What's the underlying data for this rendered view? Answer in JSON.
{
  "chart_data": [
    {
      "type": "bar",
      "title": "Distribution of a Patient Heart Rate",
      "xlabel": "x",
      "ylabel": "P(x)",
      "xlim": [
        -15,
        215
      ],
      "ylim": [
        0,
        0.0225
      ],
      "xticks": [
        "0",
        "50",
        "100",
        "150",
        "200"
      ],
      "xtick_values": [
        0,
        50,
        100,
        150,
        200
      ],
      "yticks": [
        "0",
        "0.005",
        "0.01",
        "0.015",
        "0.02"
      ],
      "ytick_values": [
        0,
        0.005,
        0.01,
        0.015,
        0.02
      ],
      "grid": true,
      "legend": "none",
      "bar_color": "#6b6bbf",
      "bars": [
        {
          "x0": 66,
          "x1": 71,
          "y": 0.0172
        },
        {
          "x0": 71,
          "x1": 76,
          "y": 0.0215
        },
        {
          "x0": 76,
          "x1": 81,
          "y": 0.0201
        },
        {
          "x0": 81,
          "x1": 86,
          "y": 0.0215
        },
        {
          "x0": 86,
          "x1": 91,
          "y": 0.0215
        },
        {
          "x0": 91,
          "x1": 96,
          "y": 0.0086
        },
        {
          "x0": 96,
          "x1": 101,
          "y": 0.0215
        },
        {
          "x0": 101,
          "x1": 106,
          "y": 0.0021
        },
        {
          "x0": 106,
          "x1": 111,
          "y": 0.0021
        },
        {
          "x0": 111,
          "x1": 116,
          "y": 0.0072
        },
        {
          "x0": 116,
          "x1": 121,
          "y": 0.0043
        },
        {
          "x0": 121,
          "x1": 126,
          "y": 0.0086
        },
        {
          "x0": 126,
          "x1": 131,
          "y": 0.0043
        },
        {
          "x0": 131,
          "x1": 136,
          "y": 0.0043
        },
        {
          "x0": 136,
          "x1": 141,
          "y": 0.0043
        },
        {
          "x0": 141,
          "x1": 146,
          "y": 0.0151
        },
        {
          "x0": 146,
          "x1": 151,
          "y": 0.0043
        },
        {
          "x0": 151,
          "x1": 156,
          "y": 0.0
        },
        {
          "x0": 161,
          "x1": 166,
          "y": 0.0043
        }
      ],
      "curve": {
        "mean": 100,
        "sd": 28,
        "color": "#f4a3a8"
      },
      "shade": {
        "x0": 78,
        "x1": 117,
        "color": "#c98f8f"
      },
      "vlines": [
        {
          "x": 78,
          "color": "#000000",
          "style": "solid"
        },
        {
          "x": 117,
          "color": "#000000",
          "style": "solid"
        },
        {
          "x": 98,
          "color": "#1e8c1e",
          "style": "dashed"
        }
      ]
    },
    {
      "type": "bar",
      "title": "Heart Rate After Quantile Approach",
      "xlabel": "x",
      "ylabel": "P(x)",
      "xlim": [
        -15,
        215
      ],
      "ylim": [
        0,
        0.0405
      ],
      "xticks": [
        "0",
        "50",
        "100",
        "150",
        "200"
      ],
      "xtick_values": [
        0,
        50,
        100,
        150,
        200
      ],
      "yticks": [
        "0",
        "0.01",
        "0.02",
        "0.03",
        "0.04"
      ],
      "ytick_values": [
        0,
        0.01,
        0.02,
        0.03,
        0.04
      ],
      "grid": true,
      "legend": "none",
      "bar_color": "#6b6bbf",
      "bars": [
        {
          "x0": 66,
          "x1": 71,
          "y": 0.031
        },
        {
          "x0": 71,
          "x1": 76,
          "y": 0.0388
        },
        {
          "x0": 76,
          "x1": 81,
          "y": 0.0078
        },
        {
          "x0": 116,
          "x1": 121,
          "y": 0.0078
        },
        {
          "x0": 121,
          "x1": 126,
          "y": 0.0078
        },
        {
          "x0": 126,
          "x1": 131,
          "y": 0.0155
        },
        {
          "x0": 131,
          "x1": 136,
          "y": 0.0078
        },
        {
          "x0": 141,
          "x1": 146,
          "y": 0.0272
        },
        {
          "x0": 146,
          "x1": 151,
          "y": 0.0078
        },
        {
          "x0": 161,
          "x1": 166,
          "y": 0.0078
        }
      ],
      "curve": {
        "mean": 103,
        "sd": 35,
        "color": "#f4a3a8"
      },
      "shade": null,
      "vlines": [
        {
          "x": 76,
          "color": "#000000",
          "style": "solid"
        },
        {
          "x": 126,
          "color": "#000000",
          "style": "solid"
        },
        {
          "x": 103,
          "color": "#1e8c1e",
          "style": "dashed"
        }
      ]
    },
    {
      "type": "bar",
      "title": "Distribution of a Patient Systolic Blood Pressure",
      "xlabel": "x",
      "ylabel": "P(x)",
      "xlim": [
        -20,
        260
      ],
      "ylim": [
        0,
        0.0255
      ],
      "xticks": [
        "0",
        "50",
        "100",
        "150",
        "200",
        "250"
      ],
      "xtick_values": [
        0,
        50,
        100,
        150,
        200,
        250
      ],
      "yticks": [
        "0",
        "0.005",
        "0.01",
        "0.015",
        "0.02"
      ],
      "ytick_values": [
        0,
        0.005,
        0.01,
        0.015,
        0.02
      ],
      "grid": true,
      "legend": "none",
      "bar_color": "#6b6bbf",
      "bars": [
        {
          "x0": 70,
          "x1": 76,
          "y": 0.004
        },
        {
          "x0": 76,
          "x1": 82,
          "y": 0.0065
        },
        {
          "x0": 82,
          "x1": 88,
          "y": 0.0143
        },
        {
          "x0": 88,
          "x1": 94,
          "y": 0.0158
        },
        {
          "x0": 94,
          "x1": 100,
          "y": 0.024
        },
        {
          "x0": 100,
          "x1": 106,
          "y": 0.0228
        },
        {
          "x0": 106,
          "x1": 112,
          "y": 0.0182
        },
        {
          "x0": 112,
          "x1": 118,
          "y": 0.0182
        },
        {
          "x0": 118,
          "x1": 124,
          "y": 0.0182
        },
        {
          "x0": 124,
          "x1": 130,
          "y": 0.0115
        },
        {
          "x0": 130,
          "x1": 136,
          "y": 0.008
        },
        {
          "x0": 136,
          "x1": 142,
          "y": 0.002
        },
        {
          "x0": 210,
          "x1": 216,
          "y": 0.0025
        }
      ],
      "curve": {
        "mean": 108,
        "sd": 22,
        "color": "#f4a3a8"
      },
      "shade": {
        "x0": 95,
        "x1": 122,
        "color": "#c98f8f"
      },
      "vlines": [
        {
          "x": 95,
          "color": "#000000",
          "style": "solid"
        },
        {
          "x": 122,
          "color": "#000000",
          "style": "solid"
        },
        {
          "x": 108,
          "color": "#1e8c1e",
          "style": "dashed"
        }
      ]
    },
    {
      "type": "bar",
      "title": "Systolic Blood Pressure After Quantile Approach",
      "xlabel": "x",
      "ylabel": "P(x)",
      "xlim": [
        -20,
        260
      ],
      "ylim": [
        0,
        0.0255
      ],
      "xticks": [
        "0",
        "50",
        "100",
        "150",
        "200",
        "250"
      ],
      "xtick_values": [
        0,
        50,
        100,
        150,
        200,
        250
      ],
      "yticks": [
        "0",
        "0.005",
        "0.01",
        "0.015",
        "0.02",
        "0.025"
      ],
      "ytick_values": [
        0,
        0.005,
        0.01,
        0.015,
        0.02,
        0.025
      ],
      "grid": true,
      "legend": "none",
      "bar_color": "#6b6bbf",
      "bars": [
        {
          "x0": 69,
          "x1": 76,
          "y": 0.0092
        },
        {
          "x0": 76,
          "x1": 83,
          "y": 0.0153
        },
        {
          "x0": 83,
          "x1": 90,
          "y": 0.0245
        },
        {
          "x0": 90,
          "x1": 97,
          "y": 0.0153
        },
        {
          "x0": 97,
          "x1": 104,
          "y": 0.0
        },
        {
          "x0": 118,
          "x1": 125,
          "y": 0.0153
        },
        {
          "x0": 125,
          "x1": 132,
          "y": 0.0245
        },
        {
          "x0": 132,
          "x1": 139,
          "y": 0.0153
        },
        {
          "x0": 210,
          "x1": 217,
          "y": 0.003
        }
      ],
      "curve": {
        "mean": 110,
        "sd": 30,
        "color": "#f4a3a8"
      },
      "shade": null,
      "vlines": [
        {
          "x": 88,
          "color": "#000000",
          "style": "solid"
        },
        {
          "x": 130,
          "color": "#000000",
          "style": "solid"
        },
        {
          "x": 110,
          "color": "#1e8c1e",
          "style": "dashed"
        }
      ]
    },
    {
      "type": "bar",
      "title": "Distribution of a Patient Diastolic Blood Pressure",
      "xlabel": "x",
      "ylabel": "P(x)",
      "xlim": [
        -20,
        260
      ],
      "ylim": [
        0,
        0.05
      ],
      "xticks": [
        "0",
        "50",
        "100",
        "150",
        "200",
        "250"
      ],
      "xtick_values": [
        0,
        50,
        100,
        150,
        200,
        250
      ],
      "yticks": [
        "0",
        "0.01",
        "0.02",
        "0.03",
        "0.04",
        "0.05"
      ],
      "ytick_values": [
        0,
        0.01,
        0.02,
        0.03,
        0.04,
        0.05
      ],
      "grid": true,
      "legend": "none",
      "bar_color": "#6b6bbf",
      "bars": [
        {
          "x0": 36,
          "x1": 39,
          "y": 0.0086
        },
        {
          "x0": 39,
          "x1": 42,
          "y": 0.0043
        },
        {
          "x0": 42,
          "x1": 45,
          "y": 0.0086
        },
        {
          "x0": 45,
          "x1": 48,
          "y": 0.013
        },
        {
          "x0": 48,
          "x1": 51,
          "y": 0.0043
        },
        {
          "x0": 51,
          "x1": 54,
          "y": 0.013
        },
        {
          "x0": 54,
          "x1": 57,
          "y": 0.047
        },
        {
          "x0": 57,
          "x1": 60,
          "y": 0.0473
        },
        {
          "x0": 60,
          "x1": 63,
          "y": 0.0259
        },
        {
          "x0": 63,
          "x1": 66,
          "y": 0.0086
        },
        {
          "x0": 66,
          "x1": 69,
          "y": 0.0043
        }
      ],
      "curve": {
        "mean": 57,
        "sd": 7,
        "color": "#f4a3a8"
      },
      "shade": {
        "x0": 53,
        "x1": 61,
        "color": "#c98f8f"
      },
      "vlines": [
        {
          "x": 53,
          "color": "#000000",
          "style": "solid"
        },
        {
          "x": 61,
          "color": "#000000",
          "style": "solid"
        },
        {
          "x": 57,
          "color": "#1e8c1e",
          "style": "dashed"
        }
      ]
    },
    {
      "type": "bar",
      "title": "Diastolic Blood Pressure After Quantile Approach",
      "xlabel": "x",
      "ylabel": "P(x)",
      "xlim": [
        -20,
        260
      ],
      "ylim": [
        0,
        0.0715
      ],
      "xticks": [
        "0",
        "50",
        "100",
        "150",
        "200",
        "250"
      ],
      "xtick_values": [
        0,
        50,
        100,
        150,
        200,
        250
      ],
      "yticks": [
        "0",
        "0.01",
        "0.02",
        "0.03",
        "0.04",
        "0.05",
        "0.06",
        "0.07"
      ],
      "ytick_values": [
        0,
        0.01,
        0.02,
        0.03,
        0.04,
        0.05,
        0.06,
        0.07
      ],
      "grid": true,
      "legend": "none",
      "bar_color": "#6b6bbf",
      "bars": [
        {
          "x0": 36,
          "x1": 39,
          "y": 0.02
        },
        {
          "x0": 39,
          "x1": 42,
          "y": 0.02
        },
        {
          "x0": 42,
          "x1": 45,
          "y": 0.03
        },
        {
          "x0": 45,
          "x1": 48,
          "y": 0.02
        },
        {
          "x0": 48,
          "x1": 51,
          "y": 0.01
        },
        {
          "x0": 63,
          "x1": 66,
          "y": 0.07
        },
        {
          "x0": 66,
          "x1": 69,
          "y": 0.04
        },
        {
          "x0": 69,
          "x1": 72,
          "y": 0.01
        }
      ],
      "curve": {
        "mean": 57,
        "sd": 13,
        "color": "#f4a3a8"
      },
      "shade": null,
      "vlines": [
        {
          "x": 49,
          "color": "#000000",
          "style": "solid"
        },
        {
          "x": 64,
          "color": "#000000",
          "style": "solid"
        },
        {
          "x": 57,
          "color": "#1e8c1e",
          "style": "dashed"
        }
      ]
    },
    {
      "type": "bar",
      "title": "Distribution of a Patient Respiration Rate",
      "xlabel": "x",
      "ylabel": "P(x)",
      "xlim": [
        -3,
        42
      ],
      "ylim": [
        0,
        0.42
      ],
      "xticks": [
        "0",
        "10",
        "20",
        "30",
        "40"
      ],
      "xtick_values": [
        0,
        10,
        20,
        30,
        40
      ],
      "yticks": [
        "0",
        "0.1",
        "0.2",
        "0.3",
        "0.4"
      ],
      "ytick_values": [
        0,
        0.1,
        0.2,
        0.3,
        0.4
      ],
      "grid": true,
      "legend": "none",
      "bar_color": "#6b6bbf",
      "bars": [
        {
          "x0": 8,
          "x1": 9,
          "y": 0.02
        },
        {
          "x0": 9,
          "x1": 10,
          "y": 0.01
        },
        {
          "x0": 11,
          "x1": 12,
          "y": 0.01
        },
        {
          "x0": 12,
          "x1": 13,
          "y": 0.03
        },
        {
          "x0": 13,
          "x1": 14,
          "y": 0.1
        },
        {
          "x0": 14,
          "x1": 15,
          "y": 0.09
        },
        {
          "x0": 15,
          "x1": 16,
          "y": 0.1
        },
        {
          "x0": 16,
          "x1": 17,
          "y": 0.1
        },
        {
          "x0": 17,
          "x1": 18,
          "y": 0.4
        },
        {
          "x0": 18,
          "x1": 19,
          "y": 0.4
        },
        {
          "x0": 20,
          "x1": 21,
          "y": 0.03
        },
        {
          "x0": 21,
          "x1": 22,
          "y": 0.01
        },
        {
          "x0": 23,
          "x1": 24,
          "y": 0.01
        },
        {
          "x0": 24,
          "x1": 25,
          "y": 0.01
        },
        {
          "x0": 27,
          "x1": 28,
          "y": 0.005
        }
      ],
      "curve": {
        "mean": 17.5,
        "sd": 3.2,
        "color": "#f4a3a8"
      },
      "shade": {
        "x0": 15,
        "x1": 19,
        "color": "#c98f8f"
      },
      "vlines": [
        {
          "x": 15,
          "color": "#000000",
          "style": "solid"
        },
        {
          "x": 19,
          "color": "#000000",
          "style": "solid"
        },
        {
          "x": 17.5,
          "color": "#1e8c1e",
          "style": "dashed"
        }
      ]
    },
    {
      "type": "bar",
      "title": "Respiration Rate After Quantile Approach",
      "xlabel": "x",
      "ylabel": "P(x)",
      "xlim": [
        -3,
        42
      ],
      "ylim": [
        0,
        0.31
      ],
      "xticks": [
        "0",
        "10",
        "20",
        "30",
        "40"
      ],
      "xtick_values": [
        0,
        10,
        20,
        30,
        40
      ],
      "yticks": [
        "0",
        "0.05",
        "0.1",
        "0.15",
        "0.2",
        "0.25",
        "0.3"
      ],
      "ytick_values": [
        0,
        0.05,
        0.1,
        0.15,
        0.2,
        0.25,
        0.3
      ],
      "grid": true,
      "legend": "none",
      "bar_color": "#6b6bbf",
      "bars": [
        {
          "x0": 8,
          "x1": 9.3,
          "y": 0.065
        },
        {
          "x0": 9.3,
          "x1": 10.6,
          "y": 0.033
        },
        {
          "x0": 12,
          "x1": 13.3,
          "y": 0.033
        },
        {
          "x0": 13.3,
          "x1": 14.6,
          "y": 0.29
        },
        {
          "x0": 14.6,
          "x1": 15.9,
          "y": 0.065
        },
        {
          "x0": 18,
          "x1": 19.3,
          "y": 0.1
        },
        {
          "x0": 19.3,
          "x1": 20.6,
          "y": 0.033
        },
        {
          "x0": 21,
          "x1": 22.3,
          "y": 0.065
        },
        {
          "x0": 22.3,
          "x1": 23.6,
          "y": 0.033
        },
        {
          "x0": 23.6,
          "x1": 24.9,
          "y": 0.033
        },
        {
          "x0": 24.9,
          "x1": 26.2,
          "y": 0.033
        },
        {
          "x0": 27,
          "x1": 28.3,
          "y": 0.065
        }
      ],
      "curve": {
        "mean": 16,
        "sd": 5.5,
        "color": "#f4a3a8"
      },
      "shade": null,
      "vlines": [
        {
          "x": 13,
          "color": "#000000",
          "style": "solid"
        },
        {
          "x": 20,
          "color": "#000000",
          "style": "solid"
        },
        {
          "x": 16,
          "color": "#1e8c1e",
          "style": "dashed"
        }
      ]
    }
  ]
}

Exercise prompt:
Identify and copy lines that hold the string "After".

Completed task:
      "title": "Heart Rate After Quantile Approach",
      "title": "Systolic Blood Pressure After Quantile Approach",
      "title": "Diastolic Blood Pressure After Quantile Approach",
      "title": "Respiration Rate After Quantile Approach",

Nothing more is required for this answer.